>> BEGIN

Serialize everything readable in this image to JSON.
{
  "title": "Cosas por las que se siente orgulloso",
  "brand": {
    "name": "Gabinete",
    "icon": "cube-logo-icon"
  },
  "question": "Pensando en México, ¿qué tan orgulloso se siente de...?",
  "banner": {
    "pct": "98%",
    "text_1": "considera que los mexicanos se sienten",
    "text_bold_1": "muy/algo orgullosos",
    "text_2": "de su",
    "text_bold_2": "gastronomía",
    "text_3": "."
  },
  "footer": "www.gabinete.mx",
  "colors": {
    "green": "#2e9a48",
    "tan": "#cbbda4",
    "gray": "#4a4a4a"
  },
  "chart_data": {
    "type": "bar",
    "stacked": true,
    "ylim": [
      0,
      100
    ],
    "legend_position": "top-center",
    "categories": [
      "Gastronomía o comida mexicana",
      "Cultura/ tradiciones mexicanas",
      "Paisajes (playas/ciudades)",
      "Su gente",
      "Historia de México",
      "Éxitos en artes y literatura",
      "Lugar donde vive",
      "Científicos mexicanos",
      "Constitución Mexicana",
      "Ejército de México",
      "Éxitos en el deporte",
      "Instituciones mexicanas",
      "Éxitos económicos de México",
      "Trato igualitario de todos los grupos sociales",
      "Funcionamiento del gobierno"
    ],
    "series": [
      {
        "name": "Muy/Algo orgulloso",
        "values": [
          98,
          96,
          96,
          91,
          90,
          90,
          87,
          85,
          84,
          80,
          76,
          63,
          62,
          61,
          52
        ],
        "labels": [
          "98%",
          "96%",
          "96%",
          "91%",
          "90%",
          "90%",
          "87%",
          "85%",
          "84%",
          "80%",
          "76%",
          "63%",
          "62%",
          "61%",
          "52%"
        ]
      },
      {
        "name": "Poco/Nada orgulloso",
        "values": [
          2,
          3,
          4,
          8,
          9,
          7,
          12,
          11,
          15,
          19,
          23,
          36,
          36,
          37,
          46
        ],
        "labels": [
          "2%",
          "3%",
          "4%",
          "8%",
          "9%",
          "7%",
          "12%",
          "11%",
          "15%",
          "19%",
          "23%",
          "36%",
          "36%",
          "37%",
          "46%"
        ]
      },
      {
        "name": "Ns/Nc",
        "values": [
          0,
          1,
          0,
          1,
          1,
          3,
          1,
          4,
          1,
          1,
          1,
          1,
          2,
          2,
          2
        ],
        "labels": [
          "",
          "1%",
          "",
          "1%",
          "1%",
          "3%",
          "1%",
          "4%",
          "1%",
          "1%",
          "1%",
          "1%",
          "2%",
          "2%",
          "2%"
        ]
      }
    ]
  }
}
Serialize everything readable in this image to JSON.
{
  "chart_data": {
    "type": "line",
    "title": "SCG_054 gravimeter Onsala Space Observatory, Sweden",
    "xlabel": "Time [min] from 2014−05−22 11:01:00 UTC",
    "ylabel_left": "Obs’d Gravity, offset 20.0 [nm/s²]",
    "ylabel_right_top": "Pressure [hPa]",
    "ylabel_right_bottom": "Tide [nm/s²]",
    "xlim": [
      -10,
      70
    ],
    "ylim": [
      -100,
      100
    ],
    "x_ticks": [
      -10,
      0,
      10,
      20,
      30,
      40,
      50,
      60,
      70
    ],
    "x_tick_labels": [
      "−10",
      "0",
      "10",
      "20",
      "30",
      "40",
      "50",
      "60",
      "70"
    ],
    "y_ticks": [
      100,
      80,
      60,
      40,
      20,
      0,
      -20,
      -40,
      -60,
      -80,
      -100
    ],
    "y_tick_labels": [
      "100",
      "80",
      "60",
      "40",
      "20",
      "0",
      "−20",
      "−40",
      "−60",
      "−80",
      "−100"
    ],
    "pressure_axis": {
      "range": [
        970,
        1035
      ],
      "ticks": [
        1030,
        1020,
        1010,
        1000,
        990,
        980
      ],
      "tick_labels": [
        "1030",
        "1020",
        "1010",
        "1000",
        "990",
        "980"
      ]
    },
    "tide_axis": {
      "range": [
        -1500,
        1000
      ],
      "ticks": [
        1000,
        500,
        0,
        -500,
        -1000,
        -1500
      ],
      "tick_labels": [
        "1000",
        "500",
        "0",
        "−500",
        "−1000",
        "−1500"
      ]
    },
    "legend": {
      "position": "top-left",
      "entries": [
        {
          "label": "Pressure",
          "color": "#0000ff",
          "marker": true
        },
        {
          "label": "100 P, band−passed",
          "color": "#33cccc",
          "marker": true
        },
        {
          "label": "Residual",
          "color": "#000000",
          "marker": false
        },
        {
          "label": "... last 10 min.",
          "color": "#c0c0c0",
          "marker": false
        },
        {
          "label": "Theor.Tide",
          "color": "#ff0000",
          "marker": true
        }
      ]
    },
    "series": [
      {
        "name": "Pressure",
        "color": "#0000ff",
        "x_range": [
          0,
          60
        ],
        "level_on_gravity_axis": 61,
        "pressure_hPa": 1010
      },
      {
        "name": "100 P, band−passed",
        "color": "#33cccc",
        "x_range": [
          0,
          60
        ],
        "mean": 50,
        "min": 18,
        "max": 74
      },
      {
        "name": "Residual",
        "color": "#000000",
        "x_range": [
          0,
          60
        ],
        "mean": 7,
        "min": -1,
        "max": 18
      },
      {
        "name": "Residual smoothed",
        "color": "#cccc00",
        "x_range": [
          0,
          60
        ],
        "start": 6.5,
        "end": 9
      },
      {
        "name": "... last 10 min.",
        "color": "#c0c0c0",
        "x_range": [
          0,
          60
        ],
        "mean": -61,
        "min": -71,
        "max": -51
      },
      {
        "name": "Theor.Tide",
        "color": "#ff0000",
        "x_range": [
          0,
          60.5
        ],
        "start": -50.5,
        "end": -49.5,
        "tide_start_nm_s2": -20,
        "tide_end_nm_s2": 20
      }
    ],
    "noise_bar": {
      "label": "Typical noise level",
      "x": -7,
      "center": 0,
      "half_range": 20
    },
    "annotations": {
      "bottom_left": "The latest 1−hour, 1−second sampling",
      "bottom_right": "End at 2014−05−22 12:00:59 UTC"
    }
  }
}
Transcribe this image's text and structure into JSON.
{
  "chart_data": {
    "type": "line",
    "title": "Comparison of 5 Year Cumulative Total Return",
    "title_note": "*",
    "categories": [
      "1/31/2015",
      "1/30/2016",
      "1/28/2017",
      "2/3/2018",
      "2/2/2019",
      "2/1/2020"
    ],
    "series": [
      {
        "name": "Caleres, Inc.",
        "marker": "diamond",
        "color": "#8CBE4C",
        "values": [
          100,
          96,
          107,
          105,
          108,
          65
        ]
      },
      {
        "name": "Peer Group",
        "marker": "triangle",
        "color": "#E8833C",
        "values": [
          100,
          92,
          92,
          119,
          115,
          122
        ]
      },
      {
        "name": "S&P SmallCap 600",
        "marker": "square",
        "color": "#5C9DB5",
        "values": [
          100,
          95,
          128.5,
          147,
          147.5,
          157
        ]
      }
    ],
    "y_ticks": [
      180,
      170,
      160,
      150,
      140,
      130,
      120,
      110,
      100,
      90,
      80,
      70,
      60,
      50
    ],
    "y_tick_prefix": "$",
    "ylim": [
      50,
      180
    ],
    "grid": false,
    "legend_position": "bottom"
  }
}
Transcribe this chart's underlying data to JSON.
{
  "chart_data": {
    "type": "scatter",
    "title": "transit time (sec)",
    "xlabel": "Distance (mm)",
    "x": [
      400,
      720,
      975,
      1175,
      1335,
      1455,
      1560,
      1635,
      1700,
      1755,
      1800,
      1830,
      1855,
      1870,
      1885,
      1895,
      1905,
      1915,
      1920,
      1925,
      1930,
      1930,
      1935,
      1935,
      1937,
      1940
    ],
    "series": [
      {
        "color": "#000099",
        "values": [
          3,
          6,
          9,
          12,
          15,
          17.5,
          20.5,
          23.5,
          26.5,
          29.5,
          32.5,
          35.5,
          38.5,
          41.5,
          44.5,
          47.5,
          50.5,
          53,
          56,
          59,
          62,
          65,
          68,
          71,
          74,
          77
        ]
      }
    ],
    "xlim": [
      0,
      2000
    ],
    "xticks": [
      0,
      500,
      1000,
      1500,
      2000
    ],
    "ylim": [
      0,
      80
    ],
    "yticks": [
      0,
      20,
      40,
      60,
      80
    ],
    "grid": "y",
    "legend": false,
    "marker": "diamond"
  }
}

>> END

GIVEN REQUEST →
Filter the listing above by the word "JSON"; copy each line that passes.

TASK SOLUTION →
Serialize everything readable in this image to JSON.
Serialize everything readable in this image to JSON.
Transcribe this image's text and structure into JSON.
Transcribe this chart's underlying data to JSON.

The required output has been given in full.